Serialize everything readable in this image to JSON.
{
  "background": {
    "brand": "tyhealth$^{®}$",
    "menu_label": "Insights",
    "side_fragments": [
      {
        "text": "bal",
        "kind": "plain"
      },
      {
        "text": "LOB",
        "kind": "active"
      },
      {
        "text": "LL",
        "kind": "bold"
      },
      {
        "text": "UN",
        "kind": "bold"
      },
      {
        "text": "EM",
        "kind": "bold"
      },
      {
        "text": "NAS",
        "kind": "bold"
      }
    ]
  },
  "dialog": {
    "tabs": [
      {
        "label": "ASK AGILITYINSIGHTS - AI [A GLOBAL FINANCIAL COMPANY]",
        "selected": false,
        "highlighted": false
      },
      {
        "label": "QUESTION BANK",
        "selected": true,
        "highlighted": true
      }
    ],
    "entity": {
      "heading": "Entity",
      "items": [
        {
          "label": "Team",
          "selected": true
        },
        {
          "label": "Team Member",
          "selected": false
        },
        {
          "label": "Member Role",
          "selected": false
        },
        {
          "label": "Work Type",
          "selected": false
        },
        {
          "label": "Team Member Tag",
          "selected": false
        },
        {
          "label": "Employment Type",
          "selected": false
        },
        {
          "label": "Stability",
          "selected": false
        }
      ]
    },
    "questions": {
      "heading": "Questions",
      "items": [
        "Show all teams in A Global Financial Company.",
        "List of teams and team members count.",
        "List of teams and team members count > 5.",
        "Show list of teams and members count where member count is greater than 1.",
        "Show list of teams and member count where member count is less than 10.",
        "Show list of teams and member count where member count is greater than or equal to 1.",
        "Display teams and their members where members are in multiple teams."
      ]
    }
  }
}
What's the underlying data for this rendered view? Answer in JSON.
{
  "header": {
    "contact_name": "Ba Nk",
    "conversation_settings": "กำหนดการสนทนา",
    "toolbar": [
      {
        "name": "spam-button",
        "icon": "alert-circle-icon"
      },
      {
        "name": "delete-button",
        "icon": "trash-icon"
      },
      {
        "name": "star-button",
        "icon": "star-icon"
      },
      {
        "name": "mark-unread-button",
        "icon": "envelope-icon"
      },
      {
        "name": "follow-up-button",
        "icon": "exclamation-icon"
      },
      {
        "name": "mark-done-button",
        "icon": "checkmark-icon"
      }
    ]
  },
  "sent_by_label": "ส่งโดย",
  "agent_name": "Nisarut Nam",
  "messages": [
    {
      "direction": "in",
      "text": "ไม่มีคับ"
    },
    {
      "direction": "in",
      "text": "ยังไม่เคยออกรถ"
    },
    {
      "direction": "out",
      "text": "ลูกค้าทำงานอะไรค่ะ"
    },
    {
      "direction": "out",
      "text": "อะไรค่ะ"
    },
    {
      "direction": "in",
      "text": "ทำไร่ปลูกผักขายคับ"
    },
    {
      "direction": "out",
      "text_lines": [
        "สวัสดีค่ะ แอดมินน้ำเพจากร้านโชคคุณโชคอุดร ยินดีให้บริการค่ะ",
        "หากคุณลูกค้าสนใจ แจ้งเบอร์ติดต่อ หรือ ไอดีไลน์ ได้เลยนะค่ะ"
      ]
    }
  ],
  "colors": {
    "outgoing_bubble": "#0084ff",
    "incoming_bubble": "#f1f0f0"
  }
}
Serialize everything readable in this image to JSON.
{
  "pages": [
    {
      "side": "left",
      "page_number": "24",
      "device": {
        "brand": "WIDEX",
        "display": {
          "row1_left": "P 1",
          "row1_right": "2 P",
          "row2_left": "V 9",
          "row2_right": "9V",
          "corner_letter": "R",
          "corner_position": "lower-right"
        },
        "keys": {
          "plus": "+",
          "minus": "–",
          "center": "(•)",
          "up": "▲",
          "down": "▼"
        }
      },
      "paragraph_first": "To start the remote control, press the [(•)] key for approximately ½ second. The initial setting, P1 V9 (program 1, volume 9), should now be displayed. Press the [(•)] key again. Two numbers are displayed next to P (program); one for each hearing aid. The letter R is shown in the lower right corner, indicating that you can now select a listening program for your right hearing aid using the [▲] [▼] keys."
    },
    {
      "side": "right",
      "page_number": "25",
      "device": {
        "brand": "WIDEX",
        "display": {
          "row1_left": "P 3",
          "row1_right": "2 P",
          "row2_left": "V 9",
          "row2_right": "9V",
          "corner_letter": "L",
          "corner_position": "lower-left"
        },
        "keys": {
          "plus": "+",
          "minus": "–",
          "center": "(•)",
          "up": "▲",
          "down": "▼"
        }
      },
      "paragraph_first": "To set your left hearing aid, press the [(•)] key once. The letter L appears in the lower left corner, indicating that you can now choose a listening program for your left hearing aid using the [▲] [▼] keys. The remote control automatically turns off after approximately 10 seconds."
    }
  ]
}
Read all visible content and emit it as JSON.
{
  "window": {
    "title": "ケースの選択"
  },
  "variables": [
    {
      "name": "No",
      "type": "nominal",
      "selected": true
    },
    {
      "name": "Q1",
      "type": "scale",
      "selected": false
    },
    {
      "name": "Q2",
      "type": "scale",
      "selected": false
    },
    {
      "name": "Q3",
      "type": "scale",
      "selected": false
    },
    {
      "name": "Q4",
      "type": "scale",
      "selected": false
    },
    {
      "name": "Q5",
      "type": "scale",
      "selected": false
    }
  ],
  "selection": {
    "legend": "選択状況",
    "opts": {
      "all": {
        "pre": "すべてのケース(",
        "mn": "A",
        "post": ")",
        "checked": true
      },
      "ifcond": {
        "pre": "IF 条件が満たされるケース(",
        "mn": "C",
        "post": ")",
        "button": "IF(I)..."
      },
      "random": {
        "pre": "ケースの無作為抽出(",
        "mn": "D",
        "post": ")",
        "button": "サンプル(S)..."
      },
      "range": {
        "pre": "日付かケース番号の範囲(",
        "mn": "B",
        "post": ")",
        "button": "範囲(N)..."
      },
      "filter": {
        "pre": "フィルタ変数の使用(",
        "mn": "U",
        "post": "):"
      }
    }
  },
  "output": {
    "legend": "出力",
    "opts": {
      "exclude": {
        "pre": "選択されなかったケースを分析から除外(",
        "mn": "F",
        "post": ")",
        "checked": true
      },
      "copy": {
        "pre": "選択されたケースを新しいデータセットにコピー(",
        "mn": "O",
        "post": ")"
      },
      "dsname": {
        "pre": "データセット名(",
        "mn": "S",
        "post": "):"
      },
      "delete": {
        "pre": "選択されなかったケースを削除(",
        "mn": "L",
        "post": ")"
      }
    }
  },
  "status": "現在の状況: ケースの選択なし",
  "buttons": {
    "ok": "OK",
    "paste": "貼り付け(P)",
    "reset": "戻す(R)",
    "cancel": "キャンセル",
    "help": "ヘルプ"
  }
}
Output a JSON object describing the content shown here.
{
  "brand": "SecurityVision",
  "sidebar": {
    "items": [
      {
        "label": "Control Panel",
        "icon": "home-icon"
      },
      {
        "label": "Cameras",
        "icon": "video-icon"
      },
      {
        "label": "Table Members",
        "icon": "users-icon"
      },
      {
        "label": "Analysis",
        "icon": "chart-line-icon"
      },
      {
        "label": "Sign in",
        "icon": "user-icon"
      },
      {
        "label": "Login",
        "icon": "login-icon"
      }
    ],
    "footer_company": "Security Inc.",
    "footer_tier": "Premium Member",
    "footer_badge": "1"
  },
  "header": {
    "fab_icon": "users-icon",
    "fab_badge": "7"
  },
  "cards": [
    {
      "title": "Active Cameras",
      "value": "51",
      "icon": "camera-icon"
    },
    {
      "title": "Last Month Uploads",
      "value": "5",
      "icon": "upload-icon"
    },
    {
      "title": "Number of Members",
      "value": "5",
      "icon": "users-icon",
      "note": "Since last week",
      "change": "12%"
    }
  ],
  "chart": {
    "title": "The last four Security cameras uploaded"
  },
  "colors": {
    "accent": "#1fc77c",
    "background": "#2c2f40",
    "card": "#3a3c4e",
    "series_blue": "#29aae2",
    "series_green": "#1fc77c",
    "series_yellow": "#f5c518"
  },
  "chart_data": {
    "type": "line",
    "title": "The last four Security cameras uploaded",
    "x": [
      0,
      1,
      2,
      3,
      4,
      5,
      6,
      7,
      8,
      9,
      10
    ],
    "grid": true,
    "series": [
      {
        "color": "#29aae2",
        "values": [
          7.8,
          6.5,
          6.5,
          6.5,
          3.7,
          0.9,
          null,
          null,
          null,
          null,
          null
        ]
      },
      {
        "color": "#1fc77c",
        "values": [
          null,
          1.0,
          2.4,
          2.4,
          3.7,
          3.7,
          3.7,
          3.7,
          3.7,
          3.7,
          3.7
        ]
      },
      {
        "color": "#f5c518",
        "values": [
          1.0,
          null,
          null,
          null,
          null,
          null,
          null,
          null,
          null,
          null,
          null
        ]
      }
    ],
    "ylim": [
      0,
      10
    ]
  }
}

### JOB
From the data, pick out every line that includes "greater".

### ANSWER TO THE PROBLEM
        "Show list of teams and members count where member count is greater than 1.",
        "Show list of teams and member count where member count is greater than or equal to 1.",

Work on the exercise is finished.